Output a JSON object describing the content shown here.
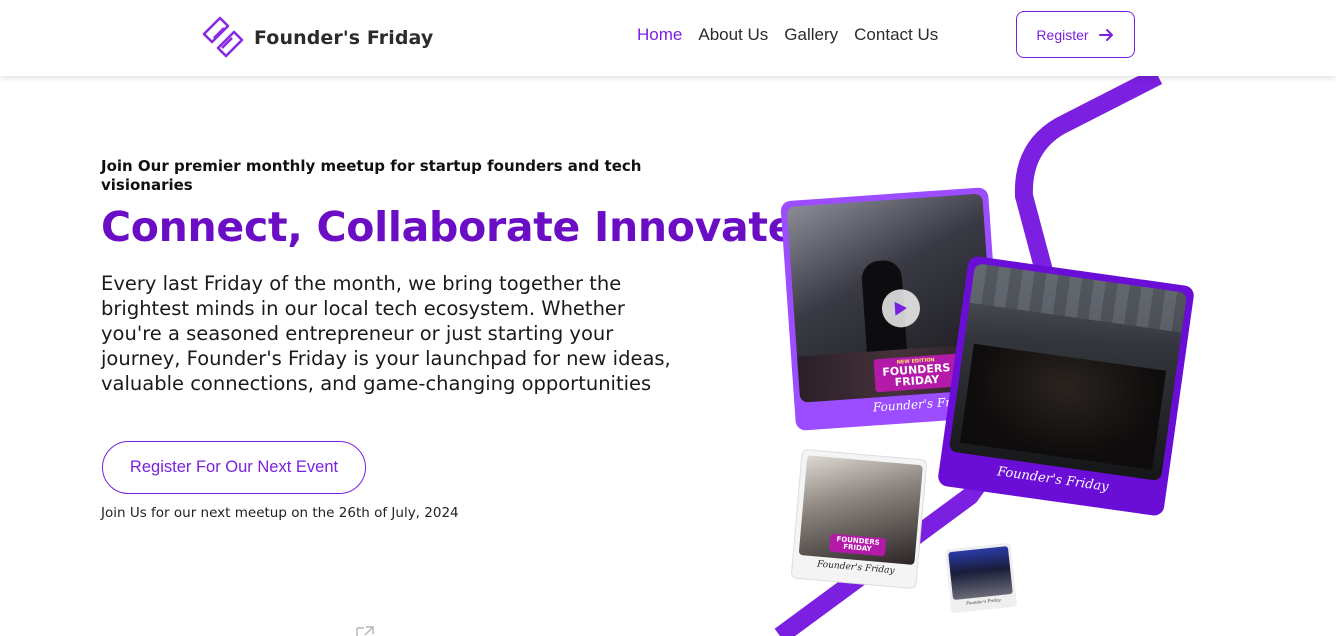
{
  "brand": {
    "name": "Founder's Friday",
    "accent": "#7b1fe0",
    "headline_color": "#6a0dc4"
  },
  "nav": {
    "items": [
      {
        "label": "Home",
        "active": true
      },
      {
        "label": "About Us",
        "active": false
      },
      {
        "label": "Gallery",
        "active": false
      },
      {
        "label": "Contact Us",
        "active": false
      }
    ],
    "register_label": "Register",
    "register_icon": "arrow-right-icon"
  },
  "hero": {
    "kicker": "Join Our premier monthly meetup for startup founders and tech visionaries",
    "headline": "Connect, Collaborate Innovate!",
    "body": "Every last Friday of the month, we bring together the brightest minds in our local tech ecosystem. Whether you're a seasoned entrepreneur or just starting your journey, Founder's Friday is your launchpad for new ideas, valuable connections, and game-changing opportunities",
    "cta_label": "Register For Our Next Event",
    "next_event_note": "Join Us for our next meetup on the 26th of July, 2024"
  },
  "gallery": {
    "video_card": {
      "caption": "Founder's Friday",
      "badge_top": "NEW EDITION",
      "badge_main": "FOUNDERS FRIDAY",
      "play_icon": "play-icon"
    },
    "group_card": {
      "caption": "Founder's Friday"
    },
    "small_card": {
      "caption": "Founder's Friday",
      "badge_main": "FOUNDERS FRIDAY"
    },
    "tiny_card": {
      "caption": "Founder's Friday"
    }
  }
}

──────────────────────────────

WRITTEN REQUEST: Find the lines above that include the string "Join" and copy them.

RESPONSE FOR THIS EXERCISE:
    "kicker": "Join Our premier monthly meetup for startup founders and tech visionaries",
    "next_event_note": "Join Us for our next meetup on the 26th of July, 2024"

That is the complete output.